# SUPPLIED PASSAGE:
========

October 7th, 2013
About a year ago I decided to leave Facebook for three primary reasons.
- Privacy issues.
- I was getting less out of the network than I was putting in.
- Trivializing human interaction.
Through the month of October and November I’m going to re-explore those points. Perhaps the way I feel about them will have changed. While I don’t think I’ll ever fully come to terms with their privacy settings and policies, it’s hard to remain critical of a product I haven’t tried in a year.
Around last year, I felt like I was posting into a black hole; content and statuses in, nothing out; nothing about it felt social. I was also in immediate contact with many of my friends on a day to day basis. Today those friends are scattered across the country and globe. I return to Facebook to give their mission statement a second chance.
…give people the power to share and make the world more open and connected.
Sharing is not what concerns me, and my Twitter feed is pretty open. It’s that I’ve been feeling disconnected, let’s see if/how/why or why not Facebook alleviates that.
August 15th, 2013
I had just come back from Iceland and a summer of otherwise developing an Android app for the trip. With all the design and programming paradigms still in my head I decided I should try to make another one. I’ve always wanted to port FiveTimer from iOS to Android, but the time or opportunity never presented themselves. I decided to undertake it as soon as I got back.
That was about 15 days ago. The whole process took just over two weeks! Rather than taking everything over at once or at random, it was broken down by most to least essential. Wunderlist was a huge help in doing this breakdown, in the end FiveTimer was 44 discrete tasks.
By the first week I had a basic timer that had some scramblers. At the middle of second week I had more scramblers, a statistics viewer, a timer with 15 second countdown, and hold to start. In the last few days I was scrambling to make sure that the app looked decent in all screen sizes and the 3×3 and Square-1 scrambles didn’t make the UI hang too much (threads are cool).
Through this whole process I was uploading a .APK to my site for a few beta testers to give me feedback on. Without whom the initial release of FiveTimer would be pretty sub-mediocre. A small localization error for example would crash the app whenever the timer was stopped, this was due to the time strings being formatted with a comma instead of a period, never would have caught that one on my own. A huge hand goes to the beta testers.
In the final weekend I noticed how much my table was flexing when I would slam the cube down as if I was on a stackmat. It struck me then that why should we be touching the screen to stop the timer at all? Drop to stop was implemented, and then with a sensitivity slider a day later. It was a “why haven’t we been doing this the whole time” kind of moments.

========

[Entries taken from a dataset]

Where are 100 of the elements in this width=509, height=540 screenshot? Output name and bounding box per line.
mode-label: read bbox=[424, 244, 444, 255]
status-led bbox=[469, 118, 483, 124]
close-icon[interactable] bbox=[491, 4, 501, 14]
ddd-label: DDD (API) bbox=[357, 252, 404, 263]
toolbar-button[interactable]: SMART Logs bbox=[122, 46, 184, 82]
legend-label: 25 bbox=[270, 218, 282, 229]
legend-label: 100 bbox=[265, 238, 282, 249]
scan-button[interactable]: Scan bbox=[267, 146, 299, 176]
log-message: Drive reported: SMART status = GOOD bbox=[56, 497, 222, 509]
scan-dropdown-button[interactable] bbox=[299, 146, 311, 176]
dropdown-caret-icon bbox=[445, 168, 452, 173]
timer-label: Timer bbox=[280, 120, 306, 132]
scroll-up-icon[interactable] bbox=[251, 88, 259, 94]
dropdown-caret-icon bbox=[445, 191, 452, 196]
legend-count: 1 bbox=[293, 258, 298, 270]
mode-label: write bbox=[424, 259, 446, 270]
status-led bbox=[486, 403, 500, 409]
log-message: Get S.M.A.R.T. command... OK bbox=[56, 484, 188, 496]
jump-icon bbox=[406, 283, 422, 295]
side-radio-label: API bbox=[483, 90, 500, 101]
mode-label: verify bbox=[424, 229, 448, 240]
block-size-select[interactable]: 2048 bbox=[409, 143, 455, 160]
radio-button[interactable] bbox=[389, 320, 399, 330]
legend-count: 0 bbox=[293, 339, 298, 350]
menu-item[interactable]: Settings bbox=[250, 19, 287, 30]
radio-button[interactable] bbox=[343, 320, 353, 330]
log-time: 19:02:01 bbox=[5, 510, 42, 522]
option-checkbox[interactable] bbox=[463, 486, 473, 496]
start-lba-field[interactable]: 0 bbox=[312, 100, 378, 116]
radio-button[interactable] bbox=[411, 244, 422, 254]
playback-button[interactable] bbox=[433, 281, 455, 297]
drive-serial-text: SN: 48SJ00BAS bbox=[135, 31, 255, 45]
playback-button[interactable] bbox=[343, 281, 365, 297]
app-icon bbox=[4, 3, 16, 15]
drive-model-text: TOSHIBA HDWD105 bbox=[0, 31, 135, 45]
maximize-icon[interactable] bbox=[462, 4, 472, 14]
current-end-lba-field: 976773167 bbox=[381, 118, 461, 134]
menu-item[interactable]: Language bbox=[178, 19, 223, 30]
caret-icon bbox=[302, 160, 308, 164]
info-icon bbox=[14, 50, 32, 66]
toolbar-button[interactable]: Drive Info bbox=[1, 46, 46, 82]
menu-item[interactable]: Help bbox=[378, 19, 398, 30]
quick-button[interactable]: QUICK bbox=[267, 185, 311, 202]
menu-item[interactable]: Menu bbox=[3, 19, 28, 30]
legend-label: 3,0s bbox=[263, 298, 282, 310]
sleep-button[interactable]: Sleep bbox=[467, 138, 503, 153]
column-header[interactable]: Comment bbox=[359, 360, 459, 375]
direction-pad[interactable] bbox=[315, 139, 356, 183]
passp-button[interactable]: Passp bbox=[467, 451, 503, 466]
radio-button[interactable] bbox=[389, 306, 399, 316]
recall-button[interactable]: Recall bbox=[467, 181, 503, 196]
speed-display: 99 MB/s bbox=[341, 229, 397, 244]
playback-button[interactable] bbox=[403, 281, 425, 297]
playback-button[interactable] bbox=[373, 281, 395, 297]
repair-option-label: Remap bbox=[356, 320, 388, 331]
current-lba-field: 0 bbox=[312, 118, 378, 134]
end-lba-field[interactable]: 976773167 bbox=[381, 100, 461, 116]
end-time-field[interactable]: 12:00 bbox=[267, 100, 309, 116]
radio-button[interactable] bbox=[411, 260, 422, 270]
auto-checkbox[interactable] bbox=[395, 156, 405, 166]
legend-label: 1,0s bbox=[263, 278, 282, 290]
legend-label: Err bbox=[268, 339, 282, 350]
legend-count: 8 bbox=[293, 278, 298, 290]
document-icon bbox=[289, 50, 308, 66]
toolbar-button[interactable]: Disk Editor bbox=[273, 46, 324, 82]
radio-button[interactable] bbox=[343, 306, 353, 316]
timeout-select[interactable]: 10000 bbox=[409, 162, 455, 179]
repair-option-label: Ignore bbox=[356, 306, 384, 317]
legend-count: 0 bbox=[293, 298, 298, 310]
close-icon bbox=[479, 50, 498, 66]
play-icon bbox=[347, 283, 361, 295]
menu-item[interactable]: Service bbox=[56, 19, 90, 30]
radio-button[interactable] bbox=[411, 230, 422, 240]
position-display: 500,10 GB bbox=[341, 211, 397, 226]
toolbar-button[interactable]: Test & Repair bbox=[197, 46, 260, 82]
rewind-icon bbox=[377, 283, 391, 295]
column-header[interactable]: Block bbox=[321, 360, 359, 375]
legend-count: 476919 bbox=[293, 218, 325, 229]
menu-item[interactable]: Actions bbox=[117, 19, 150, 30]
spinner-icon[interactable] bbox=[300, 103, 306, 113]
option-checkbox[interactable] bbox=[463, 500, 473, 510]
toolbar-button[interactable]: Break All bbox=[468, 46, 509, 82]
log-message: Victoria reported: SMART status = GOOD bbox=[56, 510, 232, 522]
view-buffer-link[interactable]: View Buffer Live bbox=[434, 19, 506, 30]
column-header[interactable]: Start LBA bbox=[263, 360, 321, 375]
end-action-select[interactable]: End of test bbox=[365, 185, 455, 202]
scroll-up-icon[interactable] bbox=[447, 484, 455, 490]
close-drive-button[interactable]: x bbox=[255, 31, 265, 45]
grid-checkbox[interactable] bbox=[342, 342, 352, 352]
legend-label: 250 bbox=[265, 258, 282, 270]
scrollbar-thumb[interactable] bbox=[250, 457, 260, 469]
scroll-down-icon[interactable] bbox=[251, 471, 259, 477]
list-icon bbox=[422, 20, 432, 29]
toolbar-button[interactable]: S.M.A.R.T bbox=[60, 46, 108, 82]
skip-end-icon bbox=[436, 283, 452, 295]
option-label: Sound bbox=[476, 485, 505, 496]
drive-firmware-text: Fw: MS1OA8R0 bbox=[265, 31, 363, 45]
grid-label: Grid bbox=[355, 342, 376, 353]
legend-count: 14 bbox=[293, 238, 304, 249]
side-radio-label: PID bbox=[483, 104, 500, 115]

========

# PROBLEM TO WORK ON:
Output the blog text word for word, starting with "Through the month" and going on through "a second chance.". These entries come from a separate source.

# TASK ANSWER:
Through the month of October and November I’m going to re-explore those points. Perhaps the way I feel about them will have changed. While I don’t think I’ll ever fully come to terms with their privacy settings and policies, it’s hard to remain critical of a product I haven’t tried in a year.
Around last year, I felt like I was posting into a black hole; content and statuses in, nothing out; nothing about it felt social. I was also in immediate contact with many of my friends on a day to day basis. Today those friends are scattered across the country and globe. I return to Facebook to give their mission statement a second chance.